THE PROBLEM: Below are some entries. Work out how many of their lines hold the word "valoración", and write that number alone.

SOURCE RECORDS:
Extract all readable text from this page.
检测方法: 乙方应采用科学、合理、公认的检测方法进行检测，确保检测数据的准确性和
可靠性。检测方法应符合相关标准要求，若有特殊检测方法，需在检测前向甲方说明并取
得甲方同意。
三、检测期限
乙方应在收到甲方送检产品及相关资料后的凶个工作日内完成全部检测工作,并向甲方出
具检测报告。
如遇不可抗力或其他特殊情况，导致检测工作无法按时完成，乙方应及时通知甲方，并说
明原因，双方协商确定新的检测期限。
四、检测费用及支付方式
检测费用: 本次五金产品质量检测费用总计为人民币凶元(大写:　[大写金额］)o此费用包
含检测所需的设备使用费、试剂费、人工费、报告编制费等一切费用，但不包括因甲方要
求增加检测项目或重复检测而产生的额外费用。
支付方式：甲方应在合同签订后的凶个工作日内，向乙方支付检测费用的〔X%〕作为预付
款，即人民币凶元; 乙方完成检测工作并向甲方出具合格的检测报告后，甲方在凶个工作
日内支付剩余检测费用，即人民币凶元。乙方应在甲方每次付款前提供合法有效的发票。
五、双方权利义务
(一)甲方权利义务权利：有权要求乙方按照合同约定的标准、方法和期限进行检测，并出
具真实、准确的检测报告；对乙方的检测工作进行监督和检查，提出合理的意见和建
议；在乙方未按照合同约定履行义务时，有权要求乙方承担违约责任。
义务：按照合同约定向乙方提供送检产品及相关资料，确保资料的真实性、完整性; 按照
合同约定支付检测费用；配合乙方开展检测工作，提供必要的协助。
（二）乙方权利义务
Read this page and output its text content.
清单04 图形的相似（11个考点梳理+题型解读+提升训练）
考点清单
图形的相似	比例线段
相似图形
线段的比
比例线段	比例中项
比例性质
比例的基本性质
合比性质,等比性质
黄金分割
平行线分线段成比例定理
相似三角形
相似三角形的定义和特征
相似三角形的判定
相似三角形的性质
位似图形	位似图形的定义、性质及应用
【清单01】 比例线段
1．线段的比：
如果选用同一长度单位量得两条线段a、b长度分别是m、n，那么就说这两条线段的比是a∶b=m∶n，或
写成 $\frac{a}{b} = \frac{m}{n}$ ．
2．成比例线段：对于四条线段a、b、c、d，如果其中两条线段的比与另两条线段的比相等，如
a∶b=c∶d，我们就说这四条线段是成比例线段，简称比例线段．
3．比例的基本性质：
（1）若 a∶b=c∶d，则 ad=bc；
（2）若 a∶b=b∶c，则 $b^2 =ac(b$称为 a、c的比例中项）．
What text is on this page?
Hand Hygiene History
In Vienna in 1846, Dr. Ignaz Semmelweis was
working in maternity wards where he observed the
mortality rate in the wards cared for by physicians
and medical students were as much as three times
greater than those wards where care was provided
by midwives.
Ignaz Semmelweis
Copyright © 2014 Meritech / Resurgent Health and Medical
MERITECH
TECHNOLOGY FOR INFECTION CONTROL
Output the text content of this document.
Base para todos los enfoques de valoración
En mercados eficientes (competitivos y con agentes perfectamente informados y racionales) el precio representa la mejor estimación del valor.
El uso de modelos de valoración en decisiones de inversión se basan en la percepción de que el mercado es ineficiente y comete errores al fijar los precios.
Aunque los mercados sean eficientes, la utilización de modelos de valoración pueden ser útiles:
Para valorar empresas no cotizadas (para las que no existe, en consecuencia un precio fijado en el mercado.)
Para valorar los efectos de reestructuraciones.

REPLY: 3